- INSTRUCTIONS TO FOLLOW -
Copy out all lines carrying the word "Ulitsa".

- MATERIAL -
--- start ---
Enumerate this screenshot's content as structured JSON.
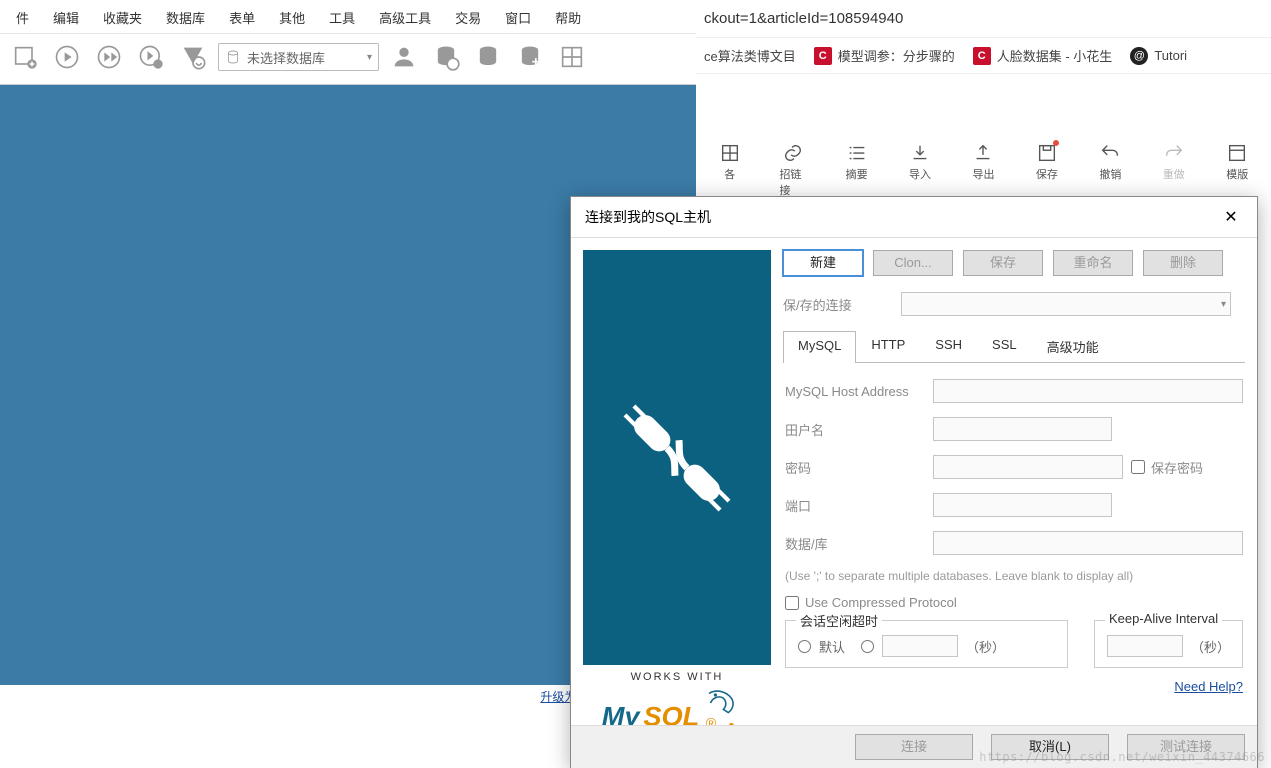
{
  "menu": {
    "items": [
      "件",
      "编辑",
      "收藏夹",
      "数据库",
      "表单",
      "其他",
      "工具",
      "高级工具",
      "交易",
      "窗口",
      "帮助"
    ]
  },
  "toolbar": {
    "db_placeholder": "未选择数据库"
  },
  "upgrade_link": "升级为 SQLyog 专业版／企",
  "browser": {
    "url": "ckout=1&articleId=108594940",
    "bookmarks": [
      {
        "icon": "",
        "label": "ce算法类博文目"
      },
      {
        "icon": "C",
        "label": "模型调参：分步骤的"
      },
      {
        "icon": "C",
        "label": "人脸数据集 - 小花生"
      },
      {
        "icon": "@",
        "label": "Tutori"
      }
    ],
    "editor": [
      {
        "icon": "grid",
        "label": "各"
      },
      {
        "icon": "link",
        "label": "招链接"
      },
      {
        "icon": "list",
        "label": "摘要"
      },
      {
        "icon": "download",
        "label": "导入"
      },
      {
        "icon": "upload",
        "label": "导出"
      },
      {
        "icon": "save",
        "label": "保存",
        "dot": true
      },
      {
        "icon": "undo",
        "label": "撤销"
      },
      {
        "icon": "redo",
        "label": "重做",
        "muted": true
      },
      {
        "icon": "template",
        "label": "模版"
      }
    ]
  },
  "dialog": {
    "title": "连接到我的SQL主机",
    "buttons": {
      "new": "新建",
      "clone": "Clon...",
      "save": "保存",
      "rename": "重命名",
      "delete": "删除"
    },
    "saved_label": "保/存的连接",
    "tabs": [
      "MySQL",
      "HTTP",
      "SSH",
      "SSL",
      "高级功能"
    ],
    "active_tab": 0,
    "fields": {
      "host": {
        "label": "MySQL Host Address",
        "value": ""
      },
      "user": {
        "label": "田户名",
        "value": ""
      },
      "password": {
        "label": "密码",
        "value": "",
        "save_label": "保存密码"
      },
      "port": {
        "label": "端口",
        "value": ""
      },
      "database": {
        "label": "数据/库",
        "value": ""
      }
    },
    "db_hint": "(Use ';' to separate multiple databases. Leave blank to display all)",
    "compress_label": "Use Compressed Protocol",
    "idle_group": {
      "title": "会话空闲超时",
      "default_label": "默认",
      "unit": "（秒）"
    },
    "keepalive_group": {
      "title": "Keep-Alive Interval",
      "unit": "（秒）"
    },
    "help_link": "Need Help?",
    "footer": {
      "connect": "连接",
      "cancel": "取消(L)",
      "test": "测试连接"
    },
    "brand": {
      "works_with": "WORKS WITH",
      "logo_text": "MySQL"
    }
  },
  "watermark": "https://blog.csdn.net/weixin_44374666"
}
--- end ---
--- start ---
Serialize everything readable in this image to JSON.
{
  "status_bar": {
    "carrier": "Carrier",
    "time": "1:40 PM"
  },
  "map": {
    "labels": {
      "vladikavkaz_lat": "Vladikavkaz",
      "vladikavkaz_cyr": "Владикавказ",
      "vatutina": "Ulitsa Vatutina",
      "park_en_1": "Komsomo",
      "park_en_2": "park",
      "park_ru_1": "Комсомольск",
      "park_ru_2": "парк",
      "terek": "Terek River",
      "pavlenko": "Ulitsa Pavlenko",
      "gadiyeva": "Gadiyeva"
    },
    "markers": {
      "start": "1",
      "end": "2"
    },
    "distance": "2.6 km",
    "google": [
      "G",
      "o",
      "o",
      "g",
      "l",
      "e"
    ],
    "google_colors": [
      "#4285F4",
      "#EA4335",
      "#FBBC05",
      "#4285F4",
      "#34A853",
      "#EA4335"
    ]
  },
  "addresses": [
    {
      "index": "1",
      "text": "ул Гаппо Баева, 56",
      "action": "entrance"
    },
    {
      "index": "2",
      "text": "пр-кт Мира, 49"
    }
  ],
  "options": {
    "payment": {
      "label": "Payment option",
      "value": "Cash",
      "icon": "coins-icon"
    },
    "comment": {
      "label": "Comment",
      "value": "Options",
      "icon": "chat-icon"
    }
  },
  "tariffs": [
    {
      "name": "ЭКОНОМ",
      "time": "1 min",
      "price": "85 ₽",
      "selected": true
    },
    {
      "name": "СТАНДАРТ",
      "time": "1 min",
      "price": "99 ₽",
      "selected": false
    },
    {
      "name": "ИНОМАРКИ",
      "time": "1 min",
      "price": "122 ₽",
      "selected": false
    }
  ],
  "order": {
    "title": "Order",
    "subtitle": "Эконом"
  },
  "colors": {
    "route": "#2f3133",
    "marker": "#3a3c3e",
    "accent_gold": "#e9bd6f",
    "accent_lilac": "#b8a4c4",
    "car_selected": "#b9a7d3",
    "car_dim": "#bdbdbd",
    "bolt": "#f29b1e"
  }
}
--- end ---
- ANSWER TO THIS EXERCISE -
      "vatutina": "Ulitsa Vatutina",
      "pavlenko": "Ulitsa Pavlenko",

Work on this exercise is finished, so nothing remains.